### [Instruction]
Find the string "name" in the data, then copy every line where it is found.

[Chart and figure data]
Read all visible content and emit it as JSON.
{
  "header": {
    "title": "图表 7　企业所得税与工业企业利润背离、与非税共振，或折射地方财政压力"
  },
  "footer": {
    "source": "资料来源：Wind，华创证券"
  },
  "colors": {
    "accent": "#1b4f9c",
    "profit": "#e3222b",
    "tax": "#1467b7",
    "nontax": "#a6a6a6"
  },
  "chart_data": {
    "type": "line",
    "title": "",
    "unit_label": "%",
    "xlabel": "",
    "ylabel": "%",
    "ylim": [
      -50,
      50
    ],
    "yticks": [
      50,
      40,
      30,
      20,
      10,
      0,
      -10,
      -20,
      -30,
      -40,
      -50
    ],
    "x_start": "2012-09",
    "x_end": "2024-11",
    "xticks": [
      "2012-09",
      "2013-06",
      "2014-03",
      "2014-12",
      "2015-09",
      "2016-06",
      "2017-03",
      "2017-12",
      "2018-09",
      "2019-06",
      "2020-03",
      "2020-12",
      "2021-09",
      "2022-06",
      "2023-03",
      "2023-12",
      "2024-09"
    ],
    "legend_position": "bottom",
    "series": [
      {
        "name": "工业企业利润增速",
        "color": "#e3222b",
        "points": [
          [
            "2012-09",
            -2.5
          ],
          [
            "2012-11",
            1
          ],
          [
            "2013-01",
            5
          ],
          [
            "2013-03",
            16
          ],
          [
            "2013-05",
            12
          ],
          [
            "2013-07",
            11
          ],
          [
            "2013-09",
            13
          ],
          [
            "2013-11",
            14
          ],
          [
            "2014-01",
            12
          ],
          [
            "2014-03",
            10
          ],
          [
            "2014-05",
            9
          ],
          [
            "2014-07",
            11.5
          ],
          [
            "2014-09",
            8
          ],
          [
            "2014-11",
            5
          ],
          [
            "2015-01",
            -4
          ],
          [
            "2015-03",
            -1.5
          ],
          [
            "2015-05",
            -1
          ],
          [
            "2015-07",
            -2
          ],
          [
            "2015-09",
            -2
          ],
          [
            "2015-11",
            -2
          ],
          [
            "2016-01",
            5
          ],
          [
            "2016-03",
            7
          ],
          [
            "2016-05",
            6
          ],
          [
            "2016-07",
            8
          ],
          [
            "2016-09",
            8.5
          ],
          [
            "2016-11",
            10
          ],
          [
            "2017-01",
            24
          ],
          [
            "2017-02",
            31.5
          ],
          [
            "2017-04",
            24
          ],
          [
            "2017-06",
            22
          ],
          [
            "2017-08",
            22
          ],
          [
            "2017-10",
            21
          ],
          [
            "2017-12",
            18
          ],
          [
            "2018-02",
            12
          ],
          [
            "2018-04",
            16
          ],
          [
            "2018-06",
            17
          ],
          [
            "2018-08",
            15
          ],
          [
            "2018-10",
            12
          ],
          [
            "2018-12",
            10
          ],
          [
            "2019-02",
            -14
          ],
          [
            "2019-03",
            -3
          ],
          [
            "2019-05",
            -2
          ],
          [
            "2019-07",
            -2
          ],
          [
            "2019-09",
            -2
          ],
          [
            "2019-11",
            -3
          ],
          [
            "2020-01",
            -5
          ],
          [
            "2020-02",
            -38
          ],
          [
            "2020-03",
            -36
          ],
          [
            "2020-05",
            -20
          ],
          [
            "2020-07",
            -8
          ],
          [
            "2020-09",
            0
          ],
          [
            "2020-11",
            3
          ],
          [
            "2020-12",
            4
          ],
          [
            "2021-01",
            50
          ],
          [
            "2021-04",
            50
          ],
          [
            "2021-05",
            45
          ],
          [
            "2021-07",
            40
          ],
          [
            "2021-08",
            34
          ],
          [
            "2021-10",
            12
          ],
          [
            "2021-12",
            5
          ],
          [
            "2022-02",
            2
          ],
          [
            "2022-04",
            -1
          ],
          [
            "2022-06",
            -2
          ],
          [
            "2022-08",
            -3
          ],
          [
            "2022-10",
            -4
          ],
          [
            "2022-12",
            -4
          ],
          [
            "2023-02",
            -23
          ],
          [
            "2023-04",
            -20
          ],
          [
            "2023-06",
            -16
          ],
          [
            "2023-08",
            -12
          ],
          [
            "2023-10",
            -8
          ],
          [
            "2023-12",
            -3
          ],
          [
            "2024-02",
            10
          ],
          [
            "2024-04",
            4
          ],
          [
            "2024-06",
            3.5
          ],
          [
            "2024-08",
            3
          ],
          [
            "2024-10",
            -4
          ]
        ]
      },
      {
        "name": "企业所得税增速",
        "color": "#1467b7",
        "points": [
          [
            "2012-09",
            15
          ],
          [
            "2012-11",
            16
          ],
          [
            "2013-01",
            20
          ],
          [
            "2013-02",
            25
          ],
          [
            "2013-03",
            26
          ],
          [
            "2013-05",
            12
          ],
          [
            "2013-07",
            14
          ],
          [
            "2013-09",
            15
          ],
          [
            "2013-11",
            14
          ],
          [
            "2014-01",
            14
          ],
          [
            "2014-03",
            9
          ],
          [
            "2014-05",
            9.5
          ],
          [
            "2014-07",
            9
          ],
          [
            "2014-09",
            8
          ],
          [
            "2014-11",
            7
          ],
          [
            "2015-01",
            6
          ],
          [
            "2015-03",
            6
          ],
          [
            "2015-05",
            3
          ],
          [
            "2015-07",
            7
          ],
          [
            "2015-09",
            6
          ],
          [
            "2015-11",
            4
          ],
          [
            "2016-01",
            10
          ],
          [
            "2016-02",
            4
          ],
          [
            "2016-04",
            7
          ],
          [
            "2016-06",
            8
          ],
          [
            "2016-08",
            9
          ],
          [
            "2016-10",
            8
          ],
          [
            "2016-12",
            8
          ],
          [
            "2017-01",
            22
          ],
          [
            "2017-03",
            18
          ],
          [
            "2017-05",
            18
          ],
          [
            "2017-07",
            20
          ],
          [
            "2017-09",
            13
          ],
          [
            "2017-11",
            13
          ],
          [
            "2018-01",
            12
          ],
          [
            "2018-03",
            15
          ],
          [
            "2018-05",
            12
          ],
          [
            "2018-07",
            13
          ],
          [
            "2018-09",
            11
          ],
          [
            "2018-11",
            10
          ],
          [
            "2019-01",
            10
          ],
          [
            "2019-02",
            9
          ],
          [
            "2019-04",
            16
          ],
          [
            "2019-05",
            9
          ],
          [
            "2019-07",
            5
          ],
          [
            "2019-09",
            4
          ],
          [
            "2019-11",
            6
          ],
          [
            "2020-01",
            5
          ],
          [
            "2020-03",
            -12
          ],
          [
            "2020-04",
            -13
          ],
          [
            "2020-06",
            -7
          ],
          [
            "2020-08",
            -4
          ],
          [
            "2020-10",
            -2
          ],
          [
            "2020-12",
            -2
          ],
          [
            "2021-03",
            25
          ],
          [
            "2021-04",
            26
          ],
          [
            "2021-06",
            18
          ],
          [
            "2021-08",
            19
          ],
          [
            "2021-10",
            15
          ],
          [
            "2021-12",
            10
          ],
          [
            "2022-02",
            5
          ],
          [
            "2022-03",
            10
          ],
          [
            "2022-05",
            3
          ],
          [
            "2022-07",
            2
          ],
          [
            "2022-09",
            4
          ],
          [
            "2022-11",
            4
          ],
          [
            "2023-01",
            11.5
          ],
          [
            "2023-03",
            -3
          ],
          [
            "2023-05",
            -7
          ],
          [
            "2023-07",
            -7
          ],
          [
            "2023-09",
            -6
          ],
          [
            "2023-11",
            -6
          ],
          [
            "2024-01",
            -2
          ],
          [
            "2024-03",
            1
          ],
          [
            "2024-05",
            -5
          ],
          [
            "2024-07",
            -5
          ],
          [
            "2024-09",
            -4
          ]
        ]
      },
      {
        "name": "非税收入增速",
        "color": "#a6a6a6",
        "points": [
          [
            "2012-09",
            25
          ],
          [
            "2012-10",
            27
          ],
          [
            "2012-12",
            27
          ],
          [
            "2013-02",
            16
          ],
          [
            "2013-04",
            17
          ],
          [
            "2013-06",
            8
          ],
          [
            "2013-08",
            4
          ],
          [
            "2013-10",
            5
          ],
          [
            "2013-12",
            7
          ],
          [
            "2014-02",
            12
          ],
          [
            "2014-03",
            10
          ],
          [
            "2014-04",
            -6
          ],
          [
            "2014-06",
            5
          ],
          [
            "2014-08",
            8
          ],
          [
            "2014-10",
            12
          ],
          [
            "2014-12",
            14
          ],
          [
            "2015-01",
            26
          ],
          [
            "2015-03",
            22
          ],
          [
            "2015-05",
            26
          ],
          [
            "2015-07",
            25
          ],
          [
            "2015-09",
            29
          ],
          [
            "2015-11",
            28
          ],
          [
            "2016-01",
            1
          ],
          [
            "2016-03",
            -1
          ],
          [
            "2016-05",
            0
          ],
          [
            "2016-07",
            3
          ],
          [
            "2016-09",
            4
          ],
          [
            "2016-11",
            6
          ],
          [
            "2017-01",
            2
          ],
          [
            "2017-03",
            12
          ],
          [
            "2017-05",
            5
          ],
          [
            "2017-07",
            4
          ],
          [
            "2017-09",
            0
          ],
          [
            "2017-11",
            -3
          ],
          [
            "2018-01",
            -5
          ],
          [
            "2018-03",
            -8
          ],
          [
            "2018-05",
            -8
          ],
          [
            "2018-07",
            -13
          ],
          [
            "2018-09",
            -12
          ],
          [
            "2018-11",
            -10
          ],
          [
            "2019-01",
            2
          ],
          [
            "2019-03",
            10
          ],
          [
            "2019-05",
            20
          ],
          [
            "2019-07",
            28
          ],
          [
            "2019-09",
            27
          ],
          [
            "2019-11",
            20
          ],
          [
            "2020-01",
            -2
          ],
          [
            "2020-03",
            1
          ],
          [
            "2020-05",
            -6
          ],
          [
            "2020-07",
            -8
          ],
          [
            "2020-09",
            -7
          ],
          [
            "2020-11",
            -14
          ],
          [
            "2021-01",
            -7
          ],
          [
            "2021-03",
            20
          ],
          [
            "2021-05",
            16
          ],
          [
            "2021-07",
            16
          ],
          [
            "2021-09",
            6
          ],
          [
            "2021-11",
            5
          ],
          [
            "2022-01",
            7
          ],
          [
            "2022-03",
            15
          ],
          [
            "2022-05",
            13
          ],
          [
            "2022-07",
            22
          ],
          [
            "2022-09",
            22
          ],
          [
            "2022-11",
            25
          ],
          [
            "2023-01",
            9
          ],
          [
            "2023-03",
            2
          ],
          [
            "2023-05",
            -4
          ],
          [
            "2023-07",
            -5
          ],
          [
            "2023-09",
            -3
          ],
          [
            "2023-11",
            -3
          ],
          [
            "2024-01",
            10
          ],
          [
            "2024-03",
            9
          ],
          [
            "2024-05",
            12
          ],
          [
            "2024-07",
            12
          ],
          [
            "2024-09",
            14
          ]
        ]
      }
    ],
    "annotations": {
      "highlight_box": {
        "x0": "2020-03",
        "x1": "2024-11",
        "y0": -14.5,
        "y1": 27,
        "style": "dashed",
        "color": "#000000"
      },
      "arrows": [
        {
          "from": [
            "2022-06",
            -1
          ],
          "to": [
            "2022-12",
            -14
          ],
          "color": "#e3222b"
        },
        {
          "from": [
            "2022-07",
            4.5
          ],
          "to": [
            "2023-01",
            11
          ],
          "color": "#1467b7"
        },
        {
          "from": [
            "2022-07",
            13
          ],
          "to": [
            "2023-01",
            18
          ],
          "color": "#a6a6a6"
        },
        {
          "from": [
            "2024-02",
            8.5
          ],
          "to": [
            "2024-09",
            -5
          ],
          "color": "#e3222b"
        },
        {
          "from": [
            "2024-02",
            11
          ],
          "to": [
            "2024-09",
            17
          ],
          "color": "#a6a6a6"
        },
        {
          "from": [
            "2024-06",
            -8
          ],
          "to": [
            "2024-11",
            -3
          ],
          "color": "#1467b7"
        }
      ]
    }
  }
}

### [Answer for the task]
        "name": "工业企业利润增速",
        "name": "企业所得税增速",
        "name": "非税收入增速",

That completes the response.